### Problem statement
Select lines where the word "Libor" appears.

### Data excerpts
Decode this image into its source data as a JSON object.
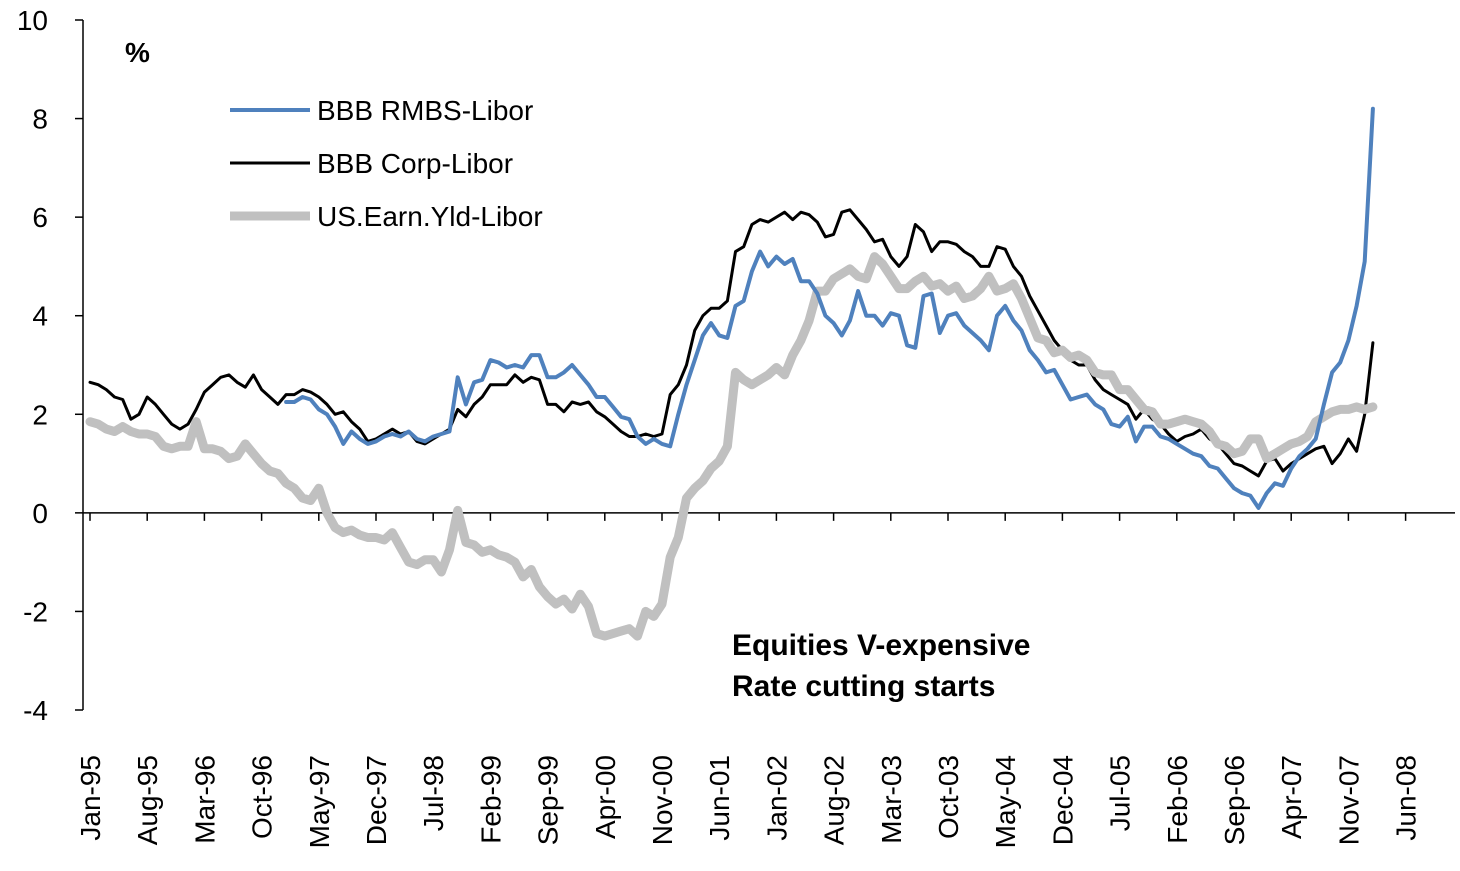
{
  "chart_data": {
    "type": "line",
    "y_label": "%",
    "annotations": [
      "Equities V-expensive",
      "Rate cutting starts"
    ],
    "legend": "upper left",
    "grid": false,
    "ylim": [
      -4,
      10
    ],
    "yticks": [
      -4,
      -2,
      0,
      2,
      4,
      6,
      8,
      10
    ],
    "categories": [
      "Jan-95",
      null,
      null,
      null,
      null,
      null,
      null,
      "Aug-95",
      null,
      null,
      null,
      null,
      null,
      null,
      "Mar-96",
      null,
      null,
      null,
      null,
      null,
      null,
      "Oct-96",
      null,
      null,
      null,
      null,
      null,
      null,
      "May-97",
      null,
      null,
      null,
      null,
      null,
      null,
      "Dec-97",
      null,
      null,
      null,
      null,
      null,
      null,
      "Jul-98",
      null,
      null,
      null,
      null,
      null,
      null,
      "Feb-99",
      null,
      null,
      null,
      null,
      null,
      null,
      "Sep-99",
      null,
      null,
      null,
      null,
      null,
      null,
      "Apr-00",
      null,
      null,
      null,
      null,
      null,
      null,
      "Nov-00",
      null,
      null,
      null,
      null,
      null,
      null,
      "Jun-01",
      null,
      null,
      null,
      null,
      null,
      null,
      "Jan-02",
      null,
      null,
      null,
      null,
      null,
      null,
      "Aug-02",
      null,
      null,
      null,
      null,
      null,
      null,
      "Mar-03",
      null,
      null,
      null,
      null,
      null,
      null,
      "Oct-03",
      null,
      null,
      null,
      null,
      null,
      null,
      "May-04",
      null,
      null,
      null,
      null,
      null,
      null,
      "Dec-04",
      null,
      null,
      null,
      null,
      null,
      null,
      "Jul-05",
      null,
      null,
      null,
      null,
      null,
      null,
      "Feb-06",
      null,
      null,
      null,
      null,
      null,
      null,
      "Sep-06",
      null,
      null,
      null,
      null,
      null,
      null,
      "Apr-07",
      null,
      null,
      null,
      null,
      null,
      null,
      "Nov-07",
      null,
      null,
      null,
      null,
      null,
      null,
      "Jun-08"
    ],
    "series": [
      {
        "name": "BBB RMBS-Libor",
        "color": "#4f81bd",
        "width": 4,
        "values": [
          null,
          null,
          null,
          null,
          null,
          null,
          null,
          null,
          null,
          null,
          null,
          null,
          null,
          null,
          null,
          null,
          null,
          null,
          null,
          null,
          null,
          null,
          null,
          null,
          2.25,
          2.25,
          2.35,
          2.3,
          2.1,
          2.0,
          1.75,
          1.4,
          1.65,
          1.5,
          1.4,
          1.45,
          1.55,
          1.6,
          1.55,
          1.65,
          1.5,
          1.45,
          1.55,
          1.6,
          1.65,
          2.75,
          2.2,
          2.65,
          2.7,
          3.1,
          3.05,
          2.95,
          3.0,
          2.95,
          3.2,
          3.2,
          2.75,
          2.75,
          2.85,
          3.0,
          2.8,
          2.6,
          2.35,
          2.35,
          2.15,
          1.95,
          1.9,
          1.55,
          1.4,
          1.5,
          1.4,
          1.35,
          2.0,
          2.6,
          3.1,
          3.6,
          3.85,
          3.6,
          3.55,
          4.2,
          4.3,
          4.9,
          5.3,
          5.0,
          5.2,
          5.05,
          5.15,
          4.7,
          4.7,
          4.45,
          4.0,
          3.85,
          3.6,
          3.9,
          4.5,
          4.0,
          4.0,
          3.8,
          4.05,
          4.0,
          3.4,
          3.35,
          4.4,
          4.45,
          3.65,
          4.0,
          4.05,
          3.8,
          3.65,
          3.5,
          3.3,
          4.0,
          4.2,
          3.9,
          3.7,
          3.3,
          3.1,
          2.85,
          2.9,
          2.6,
          2.3,
          2.35,
          2.4,
          2.2,
          2.1,
          1.8,
          1.75,
          1.95,
          1.45,
          1.75,
          1.75,
          1.55,
          1.5,
          1.4,
          1.3,
          1.2,
          1.15,
          0.95,
          0.9,
          0.7,
          0.5,
          0.4,
          0.35,
          0.1,
          0.4,
          0.6,
          0.55,
          0.9,
          1.15,
          1.3,
          1.5,
          2.2,
          2.85,
          3.05,
          3.5,
          4.2,
          5.1,
          8.2,
          null,
          null,
          null,
          null
        ]
      },
      {
        "name": "BBB Corp-Libor",
        "color": "#000000",
        "width": 3,
        "values": [
          2.65,
          2.6,
          2.5,
          2.35,
          2.3,
          1.9,
          2.0,
          2.35,
          2.2,
          2.0,
          1.8,
          1.7,
          1.8,
          2.1,
          2.45,
          2.6,
          2.75,
          2.8,
          2.65,
          2.55,
          2.8,
          2.5,
          2.35,
          2.2,
          2.4,
          2.4,
          2.5,
          2.45,
          2.35,
          2.2,
          2.0,
          2.05,
          1.85,
          1.7,
          1.45,
          1.5,
          1.6,
          1.7,
          1.6,
          1.65,
          1.45,
          1.4,
          1.5,
          1.6,
          1.7,
          2.1,
          1.95,
          2.2,
          2.35,
          2.6,
          2.6,
          2.6,
          2.8,
          2.65,
          2.75,
          2.7,
          2.2,
          2.2,
          2.05,
          2.25,
          2.2,
          2.25,
          2.05,
          1.95,
          1.8,
          1.65,
          1.55,
          1.55,
          1.6,
          1.55,
          1.6,
          2.4,
          2.6,
          3.0,
          3.7,
          4.0,
          4.15,
          4.15,
          4.3,
          5.3,
          5.4,
          5.85,
          5.95,
          5.9,
          6.0,
          6.1,
          5.95,
          6.1,
          6.05,
          5.9,
          5.6,
          5.65,
          6.1,
          6.15,
          5.95,
          5.75,
          5.5,
          5.55,
          5.2,
          5.0,
          5.2,
          5.85,
          5.7,
          5.3,
          5.5,
          5.5,
          5.45,
          5.3,
          5.2,
          5.0,
          5.0,
          5.4,
          5.35,
          5.0,
          4.8,
          4.4,
          4.1,
          3.8,
          3.5,
          3.3,
          3.1,
          3.0,
          3.0,
          2.7,
          2.5,
          2.4,
          2.3,
          2.2,
          1.9,
          2.1,
          1.9,
          1.8,
          1.6,
          1.45,
          1.55,
          1.6,
          1.7,
          1.5,
          1.4,
          1.2,
          1.0,
          0.95,
          0.85,
          0.75,
          1.05,
          1.1,
          0.85,
          1.0,
          1.1,
          1.2,
          1.3,
          1.35,
          1.0,
          1.2,
          1.5,
          1.25,
          2.0,
          3.45,
          null,
          null,
          null,
          null
        ]
      },
      {
        "name": "US.Earn.Yld-Libor",
        "color": "#c0c0c0",
        "width": 9,
        "values": [
          1.85,
          1.8,
          1.7,
          1.65,
          1.75,
          1.65,
          1.6,
          1.6,
          1.55,
          1.35,
          1.3,
          1.35,
          1.35,
          1.85,
          1.3,
          1.3,
          1.25,
          1.1,
          1.15,
          1.4,
          1.2,
          1.0,
          0.85,
          0.8,
          0.6,
          0.5,
          0.3,
          0.25,
          0.5,
          0.0,
          -0.3,
          -0.4,
          -0.35,
          -0.45,
          -0.5,
          -0.5,
          -0.55,
          -0.4,
          -0.7,
          -1.0,
          -1.05,
          -0.95,
          -0.95,
          -1.2,
          -0.75,
          0.05,
          -0.6,
          -0.65,
          -0.8,
          -0.75,
          -0.85,
          -0.9,
          -1.0,
          -1.3,
          -1.15,
          -1.5,
          -1.7,
          -1.85,
          -1.75,
          -1.95,
          -1.65,
          -1.9,
          -2.45,
          -2.5,
          -2.45,
          -2.4,
          -2.35,
          -2.5,
          -2.0,
          -2.1,
          -1.85,
          -0.9,
          -0.5,
          0.3,
          0.5,
          0.65,
          0.9,
          1.05,
          1.35,
          2.85,
          2.7,
          2.6,
          2.7,
          2.8,
          2.95,
          2.8,
          3.2,
          3.5,
          3.9,
          4.5,
          4.5,
          4.75,
          4.85,
          4.95,
          4.8,
          4.75,
          5.2,
          5.05,
          4.8,
          4.55,
          4.55,
          4.7,
          4.8,
          4.6,
          4.65,
          4.5,
          4.6,
          4.35,
          4.4,
          4.55,
          4.8,
          4.5,
          4.55,
          4.65,
          4.35,
          3.95,
          3.55,
          3.5,
          3.25,
          3.3,
          3.15,
          3.2,
          3.1,
          2.85,
          2.8,
          2.8,
          2.5,
          2.5,
          2.3,
          2.1,
          2.05,
          1.8,
          1.8,
          1.85,
          1.9,
          1.85,
          1.8,
          1.65,
          1.4,
          1.35,
          1.2,
          1.25,
          1.5,
          1.5,
          1.1,
          1.2,
          1.3,
          1.4,
          1.45,
          1.55,
          1.85,
          1.95,
          2.05,
          2.1,
          2.1,
          2.15,
          2.1,
          2.15,
          null,
          null,
          null,
          null
        ]
      }
    ]
  }
}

### Task result
        "name": "BBB RMBS-Libor",
        "name": "BBB Corp-Libor",
        "name": "US.Earn.Yld-Libor",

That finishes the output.